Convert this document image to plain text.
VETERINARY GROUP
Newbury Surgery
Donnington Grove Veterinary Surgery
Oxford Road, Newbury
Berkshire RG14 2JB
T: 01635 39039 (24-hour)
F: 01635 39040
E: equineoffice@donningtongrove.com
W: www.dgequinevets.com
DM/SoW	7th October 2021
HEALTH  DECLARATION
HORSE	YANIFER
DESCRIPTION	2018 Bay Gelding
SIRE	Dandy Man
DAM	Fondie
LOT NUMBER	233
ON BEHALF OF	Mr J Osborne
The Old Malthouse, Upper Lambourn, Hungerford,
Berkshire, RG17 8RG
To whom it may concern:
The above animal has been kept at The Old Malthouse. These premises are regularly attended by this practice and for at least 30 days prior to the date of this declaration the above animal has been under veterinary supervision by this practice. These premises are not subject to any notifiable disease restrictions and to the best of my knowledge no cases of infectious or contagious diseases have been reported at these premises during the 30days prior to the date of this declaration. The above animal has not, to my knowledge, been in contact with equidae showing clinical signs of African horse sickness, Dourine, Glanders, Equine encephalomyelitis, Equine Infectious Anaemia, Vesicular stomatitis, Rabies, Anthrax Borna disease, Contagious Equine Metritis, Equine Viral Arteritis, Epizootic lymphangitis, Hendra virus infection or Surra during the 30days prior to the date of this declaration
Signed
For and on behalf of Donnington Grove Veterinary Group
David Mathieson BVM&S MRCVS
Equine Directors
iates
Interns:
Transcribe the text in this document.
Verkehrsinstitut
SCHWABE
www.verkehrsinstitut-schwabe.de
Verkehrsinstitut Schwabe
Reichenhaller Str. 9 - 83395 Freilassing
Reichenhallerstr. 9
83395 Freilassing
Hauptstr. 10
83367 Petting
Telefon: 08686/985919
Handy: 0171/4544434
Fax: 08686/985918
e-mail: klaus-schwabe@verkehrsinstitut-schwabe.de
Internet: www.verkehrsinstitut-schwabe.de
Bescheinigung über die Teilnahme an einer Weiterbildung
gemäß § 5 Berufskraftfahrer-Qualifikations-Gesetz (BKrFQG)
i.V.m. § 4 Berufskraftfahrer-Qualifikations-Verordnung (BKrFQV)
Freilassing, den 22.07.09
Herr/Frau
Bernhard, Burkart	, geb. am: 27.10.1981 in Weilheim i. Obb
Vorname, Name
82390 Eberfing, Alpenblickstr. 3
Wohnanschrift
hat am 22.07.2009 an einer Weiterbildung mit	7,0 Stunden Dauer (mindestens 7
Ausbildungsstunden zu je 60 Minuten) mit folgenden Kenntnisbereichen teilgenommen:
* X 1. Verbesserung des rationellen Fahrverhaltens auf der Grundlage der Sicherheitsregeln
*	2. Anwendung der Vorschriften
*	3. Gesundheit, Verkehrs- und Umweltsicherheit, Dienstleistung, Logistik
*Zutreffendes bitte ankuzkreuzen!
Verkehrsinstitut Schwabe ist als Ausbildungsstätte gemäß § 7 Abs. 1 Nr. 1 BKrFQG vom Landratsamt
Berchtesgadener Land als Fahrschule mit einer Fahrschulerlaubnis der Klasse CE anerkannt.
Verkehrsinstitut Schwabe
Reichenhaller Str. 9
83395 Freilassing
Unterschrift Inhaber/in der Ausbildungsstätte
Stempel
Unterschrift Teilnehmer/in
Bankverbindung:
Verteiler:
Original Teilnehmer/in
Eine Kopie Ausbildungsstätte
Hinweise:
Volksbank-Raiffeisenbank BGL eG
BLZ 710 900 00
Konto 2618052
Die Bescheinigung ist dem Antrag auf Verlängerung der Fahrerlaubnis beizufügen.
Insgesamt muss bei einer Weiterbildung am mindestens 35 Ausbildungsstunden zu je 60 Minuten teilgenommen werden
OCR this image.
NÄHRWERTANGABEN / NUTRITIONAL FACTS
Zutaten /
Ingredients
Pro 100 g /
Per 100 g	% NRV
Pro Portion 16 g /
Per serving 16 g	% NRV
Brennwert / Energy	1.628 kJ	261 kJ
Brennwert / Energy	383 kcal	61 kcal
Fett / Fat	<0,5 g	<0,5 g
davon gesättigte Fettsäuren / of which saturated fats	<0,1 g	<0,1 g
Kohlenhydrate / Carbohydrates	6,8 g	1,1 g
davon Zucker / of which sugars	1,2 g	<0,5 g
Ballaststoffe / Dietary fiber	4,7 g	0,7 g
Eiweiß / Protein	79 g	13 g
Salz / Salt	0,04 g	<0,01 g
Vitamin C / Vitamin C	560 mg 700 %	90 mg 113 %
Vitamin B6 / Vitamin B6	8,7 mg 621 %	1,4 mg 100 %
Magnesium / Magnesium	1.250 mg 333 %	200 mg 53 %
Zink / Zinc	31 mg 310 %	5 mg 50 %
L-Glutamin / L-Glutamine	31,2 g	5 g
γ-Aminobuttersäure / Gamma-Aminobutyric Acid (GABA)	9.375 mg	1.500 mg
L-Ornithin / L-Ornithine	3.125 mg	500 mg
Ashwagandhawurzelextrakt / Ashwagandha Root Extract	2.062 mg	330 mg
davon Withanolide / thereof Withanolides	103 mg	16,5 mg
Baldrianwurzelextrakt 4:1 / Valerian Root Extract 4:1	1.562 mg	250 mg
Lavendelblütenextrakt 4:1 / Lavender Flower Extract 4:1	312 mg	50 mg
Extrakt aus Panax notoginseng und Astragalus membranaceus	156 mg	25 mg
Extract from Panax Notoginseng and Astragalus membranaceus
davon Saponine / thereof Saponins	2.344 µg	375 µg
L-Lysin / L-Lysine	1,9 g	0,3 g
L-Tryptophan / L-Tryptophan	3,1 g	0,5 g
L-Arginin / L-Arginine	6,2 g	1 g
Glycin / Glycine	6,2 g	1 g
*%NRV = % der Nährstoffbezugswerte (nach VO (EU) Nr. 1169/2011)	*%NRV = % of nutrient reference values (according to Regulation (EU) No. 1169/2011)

▶ _WHAT IS BEING ASKED_: Among the lines above, count those containing "Berufskraftfahrer" and give only that count.

▶ _EXERCISE OUTPUT_: 2